■ **Exercise objective**: Keep the wording of each record exactly the same when you repeat it, and leave out pictures.

■ **Material to process**:
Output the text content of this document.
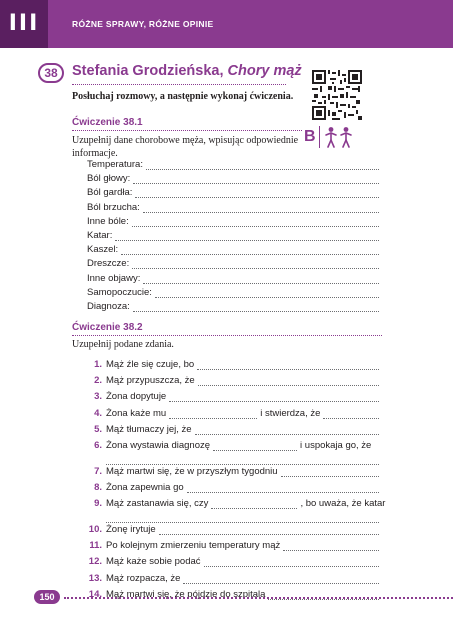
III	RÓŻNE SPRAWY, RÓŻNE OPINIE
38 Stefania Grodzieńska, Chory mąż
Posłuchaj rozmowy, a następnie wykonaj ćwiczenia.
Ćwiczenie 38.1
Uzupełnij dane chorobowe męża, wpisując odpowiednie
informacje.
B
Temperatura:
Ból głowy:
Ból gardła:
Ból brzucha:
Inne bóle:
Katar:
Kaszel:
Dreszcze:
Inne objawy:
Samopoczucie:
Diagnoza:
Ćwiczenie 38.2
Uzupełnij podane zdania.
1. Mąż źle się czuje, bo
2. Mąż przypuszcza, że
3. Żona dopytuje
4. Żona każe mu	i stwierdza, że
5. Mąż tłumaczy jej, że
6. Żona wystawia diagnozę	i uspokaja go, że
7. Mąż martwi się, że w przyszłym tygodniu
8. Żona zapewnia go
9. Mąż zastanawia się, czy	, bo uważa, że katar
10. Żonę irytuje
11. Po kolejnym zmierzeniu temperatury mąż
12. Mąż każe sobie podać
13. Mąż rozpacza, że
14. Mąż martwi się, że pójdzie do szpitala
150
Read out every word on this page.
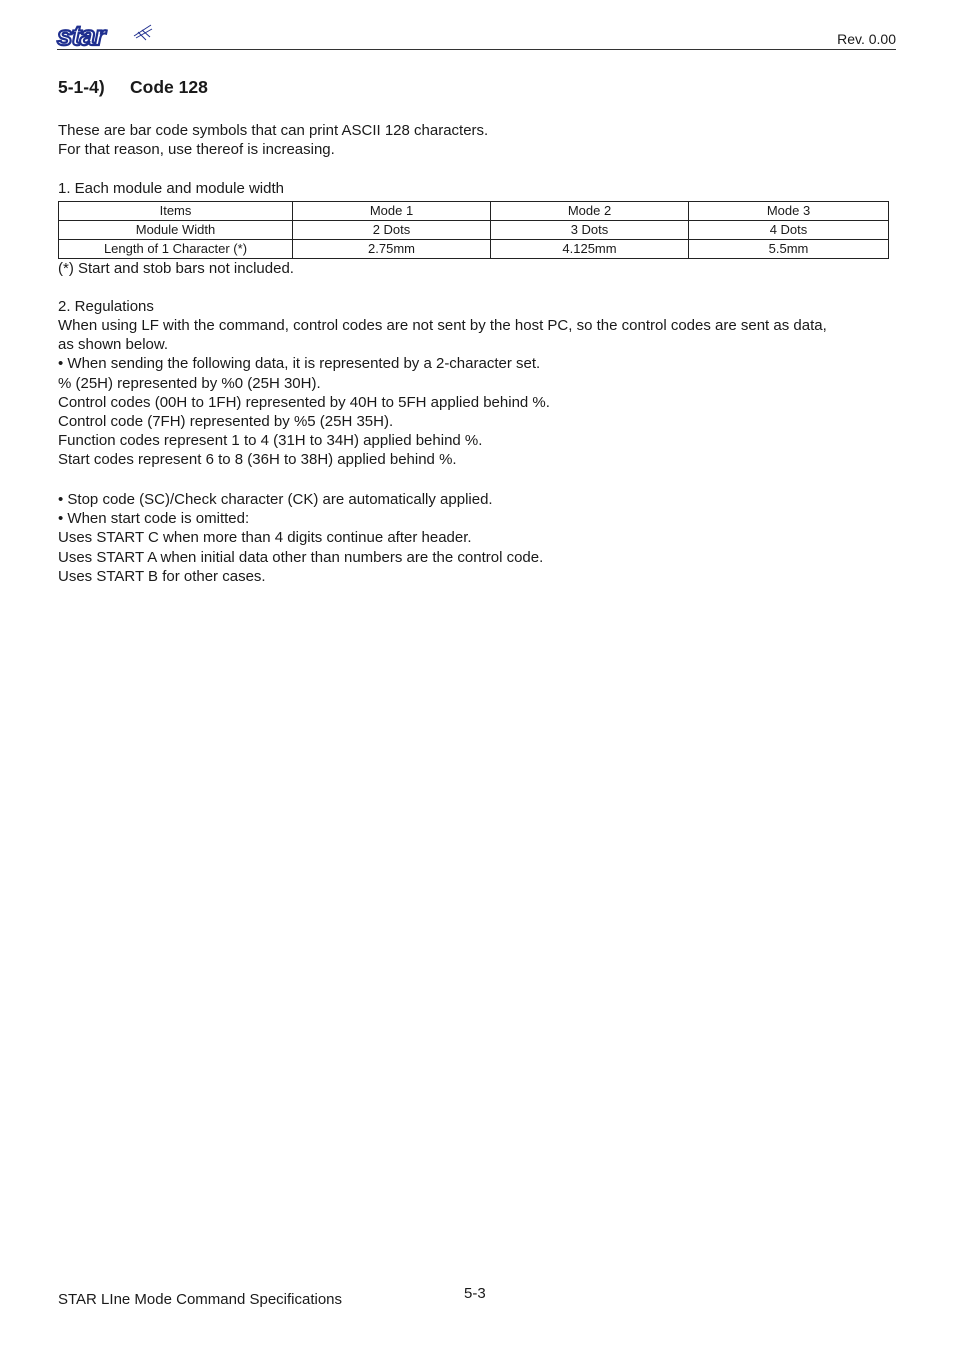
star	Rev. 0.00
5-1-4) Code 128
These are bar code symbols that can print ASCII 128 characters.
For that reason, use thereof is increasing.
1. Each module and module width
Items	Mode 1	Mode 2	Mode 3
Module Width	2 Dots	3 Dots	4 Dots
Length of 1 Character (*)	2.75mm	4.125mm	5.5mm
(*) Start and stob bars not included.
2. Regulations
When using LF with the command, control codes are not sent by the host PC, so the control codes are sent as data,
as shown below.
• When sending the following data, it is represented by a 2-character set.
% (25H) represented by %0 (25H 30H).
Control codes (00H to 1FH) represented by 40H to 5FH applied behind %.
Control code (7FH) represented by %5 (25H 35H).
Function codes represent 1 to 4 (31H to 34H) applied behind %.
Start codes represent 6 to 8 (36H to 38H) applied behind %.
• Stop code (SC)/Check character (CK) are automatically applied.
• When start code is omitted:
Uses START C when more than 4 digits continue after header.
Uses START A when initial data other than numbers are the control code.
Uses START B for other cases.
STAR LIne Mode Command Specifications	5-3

■ **Exercise response**:
Output the text content of this document.
III	RÓŻNE SPRAWY, RÓŻNE OPINIE
38 Stefania Grodzieńska, Chory mąż
Posłuchaj rozmowy, a następnie wykonaj ćwiczenia.
Ćwiczenie 38.1
Uzupełnij dane chorobowe męża, wpisując odpowiednie
informacje.
B
Temperatura:
Ból głowy:
Ból gardła:
Ból brzucha:
Inne bóle:
Katar:
Kaszel:
Dreszcze:
Inne objawy:
Samopoczucie:
Diagnoza:
Ćwiczenie 38.2
Uzupełnij podane zdania.
1. Mąż źle się czuje, bo
2. Mąż przypuszcza, że
3. Żona dopytuje
4. Żona każe mu	i stwierdza, że
5. Mąż tłumaczy jej, że
6. Żona wystawia diagnozę	i uspokaja go, że
7. Mąż martwi się, że w przyszłym tygodniu
8. Żona zapewnia go
9. Mąż zastanawia się, czy	, bo uważa, że katar
10. Żonę irytuje
11. Po kolejnym zmierzeniu temperatury mąż
12. Mąż każe sobie podać
13. Mąż rozpacza, że
14. Mąż martwi się, że pójdzie do szpitala
150
Read out every word on this page.
star	Rev. 0.00
5-1-4) Code 128
These are bar code symbols that can print ASCII 128 characters.
For that reason, use thereof is increasing.
1. Each module and module width
Items	Mode 1	Mode 2	Mode 3
Module Width	2 Dots	3 Dots	4 Dots
Length of 1 Character (*)	2.75mm	4.125mm	5.5mm
(*) Start and stob bars not included.
2. Regulations
When using LF with the command, control codes are not sent by the host PC, so the control codes are sent as data,
as shown below.
• When sending the following data, it is represented by a 2-character set.
% (25H) represented by %0 (25H 30H).
Control codes (00H to 1FH) represented by 40H to 5FH applied behind %.
Control code (7FH) represented by %5 (25H 35H).
Function codes represent 1 to 4 (31H to 34H) applied behind %.
Start codes represent 6 to 8 (36H to 38H) applied behind %.
• Stop code (SC)/Check character (CK) are automatically applied.
• When start code is omitted:
Uses START C when more than 4 digits continue after header.
Uses START A when initial data other than numbers are the control code.
Uses START B for other cases.
STAR LIne Mode Command Specifications	5-3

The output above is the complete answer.